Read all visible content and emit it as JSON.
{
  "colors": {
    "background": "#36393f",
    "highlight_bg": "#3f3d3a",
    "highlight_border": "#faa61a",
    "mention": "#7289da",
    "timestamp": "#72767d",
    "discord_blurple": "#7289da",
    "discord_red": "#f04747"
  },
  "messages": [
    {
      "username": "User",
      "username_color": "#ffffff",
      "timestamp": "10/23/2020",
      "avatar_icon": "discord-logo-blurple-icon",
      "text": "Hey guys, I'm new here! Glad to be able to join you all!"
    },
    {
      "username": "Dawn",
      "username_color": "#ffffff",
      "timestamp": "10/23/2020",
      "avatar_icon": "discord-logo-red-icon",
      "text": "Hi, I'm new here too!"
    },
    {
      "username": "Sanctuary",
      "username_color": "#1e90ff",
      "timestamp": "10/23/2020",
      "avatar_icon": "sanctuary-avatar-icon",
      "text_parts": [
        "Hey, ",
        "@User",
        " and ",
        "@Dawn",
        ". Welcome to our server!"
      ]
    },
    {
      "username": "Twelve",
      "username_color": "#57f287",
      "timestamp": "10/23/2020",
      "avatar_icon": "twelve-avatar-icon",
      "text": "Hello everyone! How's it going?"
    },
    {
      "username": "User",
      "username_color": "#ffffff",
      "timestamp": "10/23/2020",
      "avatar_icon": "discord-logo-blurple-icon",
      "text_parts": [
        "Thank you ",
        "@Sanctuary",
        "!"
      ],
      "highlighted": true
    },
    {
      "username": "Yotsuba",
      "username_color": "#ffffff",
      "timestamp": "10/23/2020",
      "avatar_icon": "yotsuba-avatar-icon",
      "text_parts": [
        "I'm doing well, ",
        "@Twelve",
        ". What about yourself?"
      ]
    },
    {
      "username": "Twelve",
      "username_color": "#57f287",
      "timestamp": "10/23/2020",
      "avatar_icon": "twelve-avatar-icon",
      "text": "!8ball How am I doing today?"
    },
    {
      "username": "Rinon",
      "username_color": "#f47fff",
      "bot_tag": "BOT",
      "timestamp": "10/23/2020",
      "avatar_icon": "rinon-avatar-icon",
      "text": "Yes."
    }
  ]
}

----------------------------------------

# [PROBLEM STATEMENT]
All of the entries above must be quoted exactly.

# [RESPONSE TO THE TASK]
Read all visible content and emit it as JSON.
{
  "colors": {
    "background": "#36393f",
    "highlight_bg": "#3f3d3a",
    "highlight_border": "#faa61a",
    "mention": "#7289da",
    "timestamp": "#72767d",
    "discord_blurple": "#7289da",
    "discord_red": "#f04747"
  },
  "messages": [
    {
      "username": "User",
      "username_color": "#ffffff",
      "timestamp": "10/23/2020",
      "avatar_icon": "discord-logo-blurple-icon",
      "text": "Hey guys, I'm new here! Glad to be able to join you all!"
    },
    {
      "username": "Dawn",
      "username_color": "#ffffff",
      "timestamp": "10/23/2020",
      "avatar_icon": "discord-logo-red-icon",
      "text": "Hi, I'm new here too!"
    },
    {
      "username": "Sanctuary",
      "username_color": "#1e90ff",
      "timestamp": "10/23/2020",
      "avatar_icon": "sanctuary-avatar-icon",
      "text_parts": [
        "Hey, ",
        "@User",
        " and ",
        "@Dawn",
        ". Welcome to our server!"
      ]
    },
    {
      "username": "Twelve",
      "username_color": "#57f287",
      "timestamp": "10/23/2020",
      "avatar_icon": "twelve-avatar-icon",
      "text": "Hello everyone! How's it going?"
    },
    {
      "username": "User",
      "username_color": "#ffffff",
      "timestamp": "10/23/2020",
      "avatar_icon": "discord-logo-blurple-icon",
      "text_parts": [
        "Thank you ",
        "@Sanctuary",
        "!"
      ],
      "highlighted": true
    },
    {
      "username": "Yotsuba",
      "username_color": "#ffffff",
      "timestamp": "10/23/2020",
      "avatar_icon": "yotsuba-avatar-icon",
      "text_parts": [
        "I'm doing well, ",
        "@Twelve",
        ". What about yourself?"
      ]
    },
    {
      "username": "Twelve",
      "username_color": "#57f287",
      "timestamp": "10/23/2020",
      "avatar_icon": "twelve-avatar-icon",
      "text": "!8ball How am I doing today?"
    },
    {
      "username": "Rinon",
      "username_color": "#f47fff",
      "bot_tag": "BOT",
      "timestamp": "10/23/2020",
      "avatar_icon": "rinon-avatar-icon",
      "text": "Yes."
    }
  ]
}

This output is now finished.